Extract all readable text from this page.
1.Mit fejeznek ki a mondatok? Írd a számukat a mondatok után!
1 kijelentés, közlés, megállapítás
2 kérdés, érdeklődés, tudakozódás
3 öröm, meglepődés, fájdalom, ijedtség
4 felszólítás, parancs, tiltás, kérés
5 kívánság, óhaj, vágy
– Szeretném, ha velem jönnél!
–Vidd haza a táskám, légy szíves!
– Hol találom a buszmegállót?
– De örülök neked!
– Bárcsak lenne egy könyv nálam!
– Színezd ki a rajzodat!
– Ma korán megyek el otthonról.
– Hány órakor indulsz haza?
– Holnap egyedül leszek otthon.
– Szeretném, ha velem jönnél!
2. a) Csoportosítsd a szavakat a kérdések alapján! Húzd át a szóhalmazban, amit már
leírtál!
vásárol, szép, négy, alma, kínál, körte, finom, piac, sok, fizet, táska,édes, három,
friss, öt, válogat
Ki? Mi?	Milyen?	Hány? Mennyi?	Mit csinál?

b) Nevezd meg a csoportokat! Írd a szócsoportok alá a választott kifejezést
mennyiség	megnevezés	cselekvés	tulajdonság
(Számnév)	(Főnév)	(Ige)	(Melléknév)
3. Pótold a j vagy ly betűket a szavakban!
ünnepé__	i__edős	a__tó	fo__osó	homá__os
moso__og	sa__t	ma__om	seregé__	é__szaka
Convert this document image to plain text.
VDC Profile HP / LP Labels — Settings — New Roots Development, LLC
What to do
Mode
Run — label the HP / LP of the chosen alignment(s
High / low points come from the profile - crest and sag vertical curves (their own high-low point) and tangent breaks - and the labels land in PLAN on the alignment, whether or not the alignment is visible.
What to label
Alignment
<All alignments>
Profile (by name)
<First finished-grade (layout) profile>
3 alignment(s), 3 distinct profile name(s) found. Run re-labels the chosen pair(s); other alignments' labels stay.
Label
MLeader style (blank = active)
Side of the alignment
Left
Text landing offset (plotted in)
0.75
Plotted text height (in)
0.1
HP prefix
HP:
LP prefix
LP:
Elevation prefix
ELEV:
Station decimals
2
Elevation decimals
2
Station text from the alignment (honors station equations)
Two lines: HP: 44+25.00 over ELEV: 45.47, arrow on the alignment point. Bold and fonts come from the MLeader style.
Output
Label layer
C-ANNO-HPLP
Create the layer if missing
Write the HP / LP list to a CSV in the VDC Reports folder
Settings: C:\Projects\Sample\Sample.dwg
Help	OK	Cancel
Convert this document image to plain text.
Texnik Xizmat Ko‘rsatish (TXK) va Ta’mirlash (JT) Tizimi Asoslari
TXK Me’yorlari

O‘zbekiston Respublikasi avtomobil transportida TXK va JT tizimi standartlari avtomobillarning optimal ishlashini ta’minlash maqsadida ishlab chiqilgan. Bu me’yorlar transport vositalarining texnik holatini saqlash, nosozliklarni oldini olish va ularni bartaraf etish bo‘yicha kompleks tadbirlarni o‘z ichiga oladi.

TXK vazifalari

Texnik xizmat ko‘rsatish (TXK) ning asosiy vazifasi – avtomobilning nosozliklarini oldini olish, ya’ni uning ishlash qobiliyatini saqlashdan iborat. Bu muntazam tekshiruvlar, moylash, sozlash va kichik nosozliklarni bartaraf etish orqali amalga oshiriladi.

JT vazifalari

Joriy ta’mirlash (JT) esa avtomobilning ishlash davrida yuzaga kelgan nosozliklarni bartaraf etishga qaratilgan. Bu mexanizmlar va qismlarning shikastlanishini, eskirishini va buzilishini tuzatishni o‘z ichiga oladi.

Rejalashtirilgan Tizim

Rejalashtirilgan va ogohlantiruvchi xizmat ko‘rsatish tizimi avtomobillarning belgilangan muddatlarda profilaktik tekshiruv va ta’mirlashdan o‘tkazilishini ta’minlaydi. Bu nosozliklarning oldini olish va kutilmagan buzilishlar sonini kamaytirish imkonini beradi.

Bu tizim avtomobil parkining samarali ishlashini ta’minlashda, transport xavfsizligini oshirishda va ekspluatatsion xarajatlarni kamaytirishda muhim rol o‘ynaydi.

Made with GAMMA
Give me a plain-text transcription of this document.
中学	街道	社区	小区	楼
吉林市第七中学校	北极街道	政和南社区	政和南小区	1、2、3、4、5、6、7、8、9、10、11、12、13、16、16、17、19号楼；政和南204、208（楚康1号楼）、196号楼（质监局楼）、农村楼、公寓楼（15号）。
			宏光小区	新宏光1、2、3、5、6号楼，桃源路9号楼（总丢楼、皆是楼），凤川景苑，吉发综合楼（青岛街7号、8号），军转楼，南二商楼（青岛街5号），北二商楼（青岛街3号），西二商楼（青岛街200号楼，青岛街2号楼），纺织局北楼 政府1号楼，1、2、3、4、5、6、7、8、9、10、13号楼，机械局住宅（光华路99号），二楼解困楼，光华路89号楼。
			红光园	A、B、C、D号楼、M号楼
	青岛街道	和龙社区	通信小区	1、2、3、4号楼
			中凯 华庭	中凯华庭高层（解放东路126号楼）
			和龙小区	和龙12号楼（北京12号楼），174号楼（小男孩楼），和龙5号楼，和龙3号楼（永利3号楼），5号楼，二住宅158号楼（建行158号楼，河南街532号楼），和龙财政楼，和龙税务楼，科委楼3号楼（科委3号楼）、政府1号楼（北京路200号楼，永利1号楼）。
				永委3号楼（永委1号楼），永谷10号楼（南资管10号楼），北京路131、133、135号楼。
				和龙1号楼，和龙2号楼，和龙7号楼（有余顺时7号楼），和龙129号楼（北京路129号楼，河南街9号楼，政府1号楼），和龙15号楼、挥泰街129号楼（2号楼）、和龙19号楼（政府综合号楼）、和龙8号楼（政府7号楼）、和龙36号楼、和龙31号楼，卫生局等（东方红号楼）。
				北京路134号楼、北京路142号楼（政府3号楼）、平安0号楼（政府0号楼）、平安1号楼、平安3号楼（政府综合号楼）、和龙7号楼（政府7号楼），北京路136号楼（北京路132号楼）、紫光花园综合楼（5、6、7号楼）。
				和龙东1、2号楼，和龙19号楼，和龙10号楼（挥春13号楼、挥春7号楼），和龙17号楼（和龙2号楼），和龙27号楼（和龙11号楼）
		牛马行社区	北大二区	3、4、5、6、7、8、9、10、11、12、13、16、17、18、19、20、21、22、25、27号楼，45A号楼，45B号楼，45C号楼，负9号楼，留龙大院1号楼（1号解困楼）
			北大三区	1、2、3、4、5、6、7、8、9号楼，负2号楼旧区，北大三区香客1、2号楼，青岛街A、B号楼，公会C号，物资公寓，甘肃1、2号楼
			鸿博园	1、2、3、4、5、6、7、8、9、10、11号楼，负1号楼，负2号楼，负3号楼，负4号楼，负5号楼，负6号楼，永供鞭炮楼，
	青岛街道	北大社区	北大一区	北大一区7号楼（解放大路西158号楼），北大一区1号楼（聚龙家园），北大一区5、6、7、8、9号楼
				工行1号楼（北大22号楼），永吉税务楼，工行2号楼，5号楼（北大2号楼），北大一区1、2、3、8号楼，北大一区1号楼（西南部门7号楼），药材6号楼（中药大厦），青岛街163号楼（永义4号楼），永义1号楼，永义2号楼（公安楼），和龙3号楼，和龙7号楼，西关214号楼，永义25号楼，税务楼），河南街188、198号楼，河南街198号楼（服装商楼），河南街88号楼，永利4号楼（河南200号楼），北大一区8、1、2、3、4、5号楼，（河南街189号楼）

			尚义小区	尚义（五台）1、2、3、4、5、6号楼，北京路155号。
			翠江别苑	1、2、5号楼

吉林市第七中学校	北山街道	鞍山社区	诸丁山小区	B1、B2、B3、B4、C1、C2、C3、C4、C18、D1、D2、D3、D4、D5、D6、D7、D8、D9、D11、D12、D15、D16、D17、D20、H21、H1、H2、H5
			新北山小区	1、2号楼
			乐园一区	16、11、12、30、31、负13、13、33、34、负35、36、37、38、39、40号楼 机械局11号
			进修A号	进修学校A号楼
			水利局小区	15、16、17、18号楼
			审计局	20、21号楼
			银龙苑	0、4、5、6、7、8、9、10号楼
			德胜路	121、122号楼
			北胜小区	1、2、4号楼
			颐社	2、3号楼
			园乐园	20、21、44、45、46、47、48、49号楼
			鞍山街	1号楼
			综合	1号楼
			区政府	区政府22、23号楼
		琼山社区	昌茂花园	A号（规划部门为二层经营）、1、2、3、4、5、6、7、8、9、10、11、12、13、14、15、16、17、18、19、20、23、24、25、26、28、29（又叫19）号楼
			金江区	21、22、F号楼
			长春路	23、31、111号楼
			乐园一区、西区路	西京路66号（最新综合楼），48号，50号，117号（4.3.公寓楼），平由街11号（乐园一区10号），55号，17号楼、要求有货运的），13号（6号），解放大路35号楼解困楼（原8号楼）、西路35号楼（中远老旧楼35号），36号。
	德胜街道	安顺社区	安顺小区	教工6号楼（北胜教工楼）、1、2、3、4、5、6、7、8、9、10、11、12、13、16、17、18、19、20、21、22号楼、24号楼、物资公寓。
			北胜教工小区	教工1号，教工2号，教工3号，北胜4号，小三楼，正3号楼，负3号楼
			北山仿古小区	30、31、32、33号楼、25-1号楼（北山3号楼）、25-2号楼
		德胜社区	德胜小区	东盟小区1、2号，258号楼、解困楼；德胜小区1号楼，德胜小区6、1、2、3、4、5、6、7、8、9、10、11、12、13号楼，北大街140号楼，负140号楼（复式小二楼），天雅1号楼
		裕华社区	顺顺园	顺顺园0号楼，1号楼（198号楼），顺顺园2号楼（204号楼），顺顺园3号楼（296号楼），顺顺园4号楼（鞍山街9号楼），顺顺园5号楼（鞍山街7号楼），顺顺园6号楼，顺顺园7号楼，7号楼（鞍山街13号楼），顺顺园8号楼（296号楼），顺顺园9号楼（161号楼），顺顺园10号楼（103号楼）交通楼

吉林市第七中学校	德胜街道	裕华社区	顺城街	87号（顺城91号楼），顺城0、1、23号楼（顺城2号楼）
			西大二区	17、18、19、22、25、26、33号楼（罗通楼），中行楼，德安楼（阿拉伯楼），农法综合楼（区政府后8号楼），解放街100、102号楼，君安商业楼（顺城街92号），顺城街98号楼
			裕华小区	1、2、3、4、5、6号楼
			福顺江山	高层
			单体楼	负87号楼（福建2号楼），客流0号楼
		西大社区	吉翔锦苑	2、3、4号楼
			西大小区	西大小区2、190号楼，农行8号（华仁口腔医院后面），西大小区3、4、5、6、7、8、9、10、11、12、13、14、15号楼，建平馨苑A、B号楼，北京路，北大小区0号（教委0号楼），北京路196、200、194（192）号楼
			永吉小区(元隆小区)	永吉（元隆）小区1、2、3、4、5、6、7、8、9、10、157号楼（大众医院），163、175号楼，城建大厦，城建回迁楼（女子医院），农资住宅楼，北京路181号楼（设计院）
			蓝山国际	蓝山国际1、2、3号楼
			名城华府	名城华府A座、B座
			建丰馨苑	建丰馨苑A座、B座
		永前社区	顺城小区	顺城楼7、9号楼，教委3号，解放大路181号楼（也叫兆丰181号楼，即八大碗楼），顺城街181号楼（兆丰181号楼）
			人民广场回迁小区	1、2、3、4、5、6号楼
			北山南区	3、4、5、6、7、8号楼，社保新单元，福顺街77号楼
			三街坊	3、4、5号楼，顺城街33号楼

──────────────────────────────

Objective:
Copy every line of the listing that contains the word "吉林市第七中学校".

Exercise solution:
吉林市第七中学校	北极街道	政和南社区	政和南小区	1、2、3、4、5、6、7、8、9、10、11、12、13、16、16、17、19号楼；政和南204、208（楚康1号楼）、196号楼（质监局楼）、农村楼、公寓楼（15号）。
吉林市第七中学校	北山街道	鞍山社区	诸丁山小区	B1、B2、B3、B4、C1、C2、C3、C4、C18、D1、D2、D3、D4、D5、D6、D7、D8、D9、D11、D12、D15、D16、D17、D20、H21、H1、H2、H5
吉林市第七中学校	德胜街道	裕华社区	顺城街	87号（顺城91号楼），顺城0、1、23号楼（顺城2号楼）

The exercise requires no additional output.